Copy out each line that includes the word "Δpmax".

- - -

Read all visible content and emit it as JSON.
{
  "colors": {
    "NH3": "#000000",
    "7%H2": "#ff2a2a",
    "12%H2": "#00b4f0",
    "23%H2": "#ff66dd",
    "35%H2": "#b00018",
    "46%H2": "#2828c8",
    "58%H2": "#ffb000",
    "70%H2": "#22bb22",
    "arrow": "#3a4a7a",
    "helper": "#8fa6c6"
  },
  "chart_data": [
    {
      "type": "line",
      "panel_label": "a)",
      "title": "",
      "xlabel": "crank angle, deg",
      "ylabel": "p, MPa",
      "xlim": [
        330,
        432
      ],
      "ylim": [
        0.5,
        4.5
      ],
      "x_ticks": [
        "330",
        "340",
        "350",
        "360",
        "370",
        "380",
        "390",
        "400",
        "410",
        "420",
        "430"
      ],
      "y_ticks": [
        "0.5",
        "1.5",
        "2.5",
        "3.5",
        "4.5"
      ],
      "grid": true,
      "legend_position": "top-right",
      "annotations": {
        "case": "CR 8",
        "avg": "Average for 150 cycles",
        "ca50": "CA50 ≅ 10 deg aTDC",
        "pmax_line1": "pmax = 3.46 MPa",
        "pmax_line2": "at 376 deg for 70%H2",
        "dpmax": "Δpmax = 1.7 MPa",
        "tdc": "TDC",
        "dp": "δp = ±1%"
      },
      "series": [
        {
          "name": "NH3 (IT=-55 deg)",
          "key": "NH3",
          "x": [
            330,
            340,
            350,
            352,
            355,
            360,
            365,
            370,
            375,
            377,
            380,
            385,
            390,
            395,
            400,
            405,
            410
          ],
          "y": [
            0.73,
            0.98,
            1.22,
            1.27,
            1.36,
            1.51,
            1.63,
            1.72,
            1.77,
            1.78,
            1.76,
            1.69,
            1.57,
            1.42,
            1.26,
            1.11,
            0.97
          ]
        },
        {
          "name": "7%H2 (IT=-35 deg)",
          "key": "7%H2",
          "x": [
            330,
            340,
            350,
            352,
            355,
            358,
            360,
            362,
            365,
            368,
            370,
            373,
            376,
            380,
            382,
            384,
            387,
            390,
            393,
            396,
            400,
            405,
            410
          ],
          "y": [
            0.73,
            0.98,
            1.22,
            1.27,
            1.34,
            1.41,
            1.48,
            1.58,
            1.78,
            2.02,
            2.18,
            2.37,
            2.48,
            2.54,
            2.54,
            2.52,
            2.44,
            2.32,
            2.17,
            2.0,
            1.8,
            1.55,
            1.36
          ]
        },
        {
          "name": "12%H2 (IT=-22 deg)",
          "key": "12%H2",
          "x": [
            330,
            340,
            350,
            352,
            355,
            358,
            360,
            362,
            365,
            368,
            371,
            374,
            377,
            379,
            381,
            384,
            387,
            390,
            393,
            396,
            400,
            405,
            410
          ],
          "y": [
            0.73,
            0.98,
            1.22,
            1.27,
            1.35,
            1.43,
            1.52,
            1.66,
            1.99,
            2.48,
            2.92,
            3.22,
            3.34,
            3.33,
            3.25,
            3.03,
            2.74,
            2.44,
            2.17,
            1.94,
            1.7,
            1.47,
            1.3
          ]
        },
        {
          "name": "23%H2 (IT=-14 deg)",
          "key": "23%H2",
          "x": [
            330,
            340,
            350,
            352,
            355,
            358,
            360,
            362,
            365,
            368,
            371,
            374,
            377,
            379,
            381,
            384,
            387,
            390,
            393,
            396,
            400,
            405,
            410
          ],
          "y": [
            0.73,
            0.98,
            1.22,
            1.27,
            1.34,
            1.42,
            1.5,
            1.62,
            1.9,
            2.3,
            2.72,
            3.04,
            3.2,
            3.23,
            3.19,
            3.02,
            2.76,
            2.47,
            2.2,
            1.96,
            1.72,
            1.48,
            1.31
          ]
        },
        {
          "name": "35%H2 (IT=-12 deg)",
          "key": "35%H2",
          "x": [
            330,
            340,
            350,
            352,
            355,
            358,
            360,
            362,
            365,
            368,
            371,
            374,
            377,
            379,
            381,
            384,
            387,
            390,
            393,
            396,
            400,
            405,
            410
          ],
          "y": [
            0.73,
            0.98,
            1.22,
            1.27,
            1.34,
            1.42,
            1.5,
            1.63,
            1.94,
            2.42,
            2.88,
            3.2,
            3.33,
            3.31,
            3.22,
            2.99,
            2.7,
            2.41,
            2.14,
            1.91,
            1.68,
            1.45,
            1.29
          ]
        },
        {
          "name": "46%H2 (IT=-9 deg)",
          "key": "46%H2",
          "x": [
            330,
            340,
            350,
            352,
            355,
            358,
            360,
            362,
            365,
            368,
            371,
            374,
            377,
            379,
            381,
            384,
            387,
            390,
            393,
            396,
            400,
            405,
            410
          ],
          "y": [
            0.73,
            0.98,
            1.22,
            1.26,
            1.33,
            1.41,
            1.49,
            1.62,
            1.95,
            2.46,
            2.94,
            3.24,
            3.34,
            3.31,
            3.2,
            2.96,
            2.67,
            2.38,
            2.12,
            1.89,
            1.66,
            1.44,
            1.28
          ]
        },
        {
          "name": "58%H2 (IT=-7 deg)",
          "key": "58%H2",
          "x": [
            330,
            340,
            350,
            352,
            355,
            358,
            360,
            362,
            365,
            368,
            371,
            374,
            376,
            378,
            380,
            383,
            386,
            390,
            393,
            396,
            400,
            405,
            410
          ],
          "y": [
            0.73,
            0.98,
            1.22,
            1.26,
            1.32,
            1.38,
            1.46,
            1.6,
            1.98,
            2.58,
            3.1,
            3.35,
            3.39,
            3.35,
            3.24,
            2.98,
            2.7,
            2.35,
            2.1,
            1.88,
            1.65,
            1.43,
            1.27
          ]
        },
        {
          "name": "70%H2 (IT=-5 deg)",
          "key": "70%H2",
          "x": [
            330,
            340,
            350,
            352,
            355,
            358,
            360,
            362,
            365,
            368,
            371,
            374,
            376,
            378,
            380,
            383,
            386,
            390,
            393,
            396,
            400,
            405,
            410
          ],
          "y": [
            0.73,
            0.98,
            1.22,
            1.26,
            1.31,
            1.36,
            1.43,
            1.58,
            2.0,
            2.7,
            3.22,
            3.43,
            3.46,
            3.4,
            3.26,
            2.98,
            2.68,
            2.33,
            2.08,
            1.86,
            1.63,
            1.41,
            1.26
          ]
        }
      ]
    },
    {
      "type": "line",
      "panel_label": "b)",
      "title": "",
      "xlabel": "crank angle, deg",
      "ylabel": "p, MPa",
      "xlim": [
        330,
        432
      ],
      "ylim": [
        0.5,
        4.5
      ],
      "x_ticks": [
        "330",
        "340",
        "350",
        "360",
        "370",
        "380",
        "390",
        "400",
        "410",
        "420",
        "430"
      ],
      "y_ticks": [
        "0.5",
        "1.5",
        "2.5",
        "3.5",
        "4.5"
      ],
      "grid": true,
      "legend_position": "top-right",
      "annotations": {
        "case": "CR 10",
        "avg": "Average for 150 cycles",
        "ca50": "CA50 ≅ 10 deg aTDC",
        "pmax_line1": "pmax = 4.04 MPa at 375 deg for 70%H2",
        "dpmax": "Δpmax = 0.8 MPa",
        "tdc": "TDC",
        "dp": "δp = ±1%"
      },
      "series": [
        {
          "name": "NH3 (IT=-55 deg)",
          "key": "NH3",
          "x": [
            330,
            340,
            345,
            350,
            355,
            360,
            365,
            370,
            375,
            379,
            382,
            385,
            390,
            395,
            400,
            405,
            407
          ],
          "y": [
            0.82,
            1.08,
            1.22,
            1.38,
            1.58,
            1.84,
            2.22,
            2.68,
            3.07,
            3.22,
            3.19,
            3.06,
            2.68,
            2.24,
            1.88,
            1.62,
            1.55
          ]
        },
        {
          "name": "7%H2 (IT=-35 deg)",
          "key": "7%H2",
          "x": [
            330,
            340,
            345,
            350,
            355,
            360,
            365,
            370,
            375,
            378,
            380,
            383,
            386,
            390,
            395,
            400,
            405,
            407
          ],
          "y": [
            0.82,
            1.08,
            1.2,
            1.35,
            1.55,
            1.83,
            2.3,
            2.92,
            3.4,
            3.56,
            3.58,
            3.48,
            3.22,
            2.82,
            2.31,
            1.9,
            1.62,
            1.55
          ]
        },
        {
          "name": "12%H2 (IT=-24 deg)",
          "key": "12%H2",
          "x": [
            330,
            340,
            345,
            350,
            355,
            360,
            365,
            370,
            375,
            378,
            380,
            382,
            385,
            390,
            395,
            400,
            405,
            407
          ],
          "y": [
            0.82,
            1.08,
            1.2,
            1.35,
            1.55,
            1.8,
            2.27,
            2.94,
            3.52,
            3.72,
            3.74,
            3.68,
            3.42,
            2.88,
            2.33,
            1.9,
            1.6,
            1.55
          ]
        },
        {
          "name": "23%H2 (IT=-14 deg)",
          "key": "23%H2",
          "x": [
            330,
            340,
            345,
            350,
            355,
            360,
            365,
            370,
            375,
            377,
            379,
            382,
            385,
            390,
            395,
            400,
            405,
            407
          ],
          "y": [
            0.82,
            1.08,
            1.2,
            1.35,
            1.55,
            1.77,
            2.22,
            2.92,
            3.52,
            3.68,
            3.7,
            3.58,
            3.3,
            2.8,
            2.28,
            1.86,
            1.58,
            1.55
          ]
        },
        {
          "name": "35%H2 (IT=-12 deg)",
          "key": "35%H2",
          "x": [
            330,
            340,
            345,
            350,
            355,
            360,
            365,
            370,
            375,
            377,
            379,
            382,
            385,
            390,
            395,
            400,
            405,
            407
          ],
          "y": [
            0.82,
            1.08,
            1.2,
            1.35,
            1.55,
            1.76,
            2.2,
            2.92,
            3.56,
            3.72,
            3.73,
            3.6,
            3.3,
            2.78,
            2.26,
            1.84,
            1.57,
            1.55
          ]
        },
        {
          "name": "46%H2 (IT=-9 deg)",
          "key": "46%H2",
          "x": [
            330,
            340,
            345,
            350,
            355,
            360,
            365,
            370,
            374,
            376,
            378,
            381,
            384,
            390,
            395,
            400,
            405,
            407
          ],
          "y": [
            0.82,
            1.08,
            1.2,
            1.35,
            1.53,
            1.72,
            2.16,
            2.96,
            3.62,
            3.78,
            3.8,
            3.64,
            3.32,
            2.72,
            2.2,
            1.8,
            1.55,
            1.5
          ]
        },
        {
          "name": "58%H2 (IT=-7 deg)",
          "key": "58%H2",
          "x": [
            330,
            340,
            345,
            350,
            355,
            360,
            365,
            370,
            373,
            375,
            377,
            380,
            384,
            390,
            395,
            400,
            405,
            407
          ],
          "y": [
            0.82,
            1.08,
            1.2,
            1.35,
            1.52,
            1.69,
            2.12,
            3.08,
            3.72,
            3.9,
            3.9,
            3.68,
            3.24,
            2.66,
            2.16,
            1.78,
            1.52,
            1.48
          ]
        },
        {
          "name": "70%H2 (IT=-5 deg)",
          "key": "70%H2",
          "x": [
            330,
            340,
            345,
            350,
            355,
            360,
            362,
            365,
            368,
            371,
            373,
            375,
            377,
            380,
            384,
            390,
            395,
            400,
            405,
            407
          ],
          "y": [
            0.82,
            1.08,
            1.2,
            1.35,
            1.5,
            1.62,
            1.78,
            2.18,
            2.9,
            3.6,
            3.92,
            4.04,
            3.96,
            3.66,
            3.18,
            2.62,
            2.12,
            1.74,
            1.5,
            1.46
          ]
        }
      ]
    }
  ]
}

- - -

The answer:
        "dpmax": "Δpmax = 1.7 MPa",
        "dpmax": "Δpmax = 0.8 MPa",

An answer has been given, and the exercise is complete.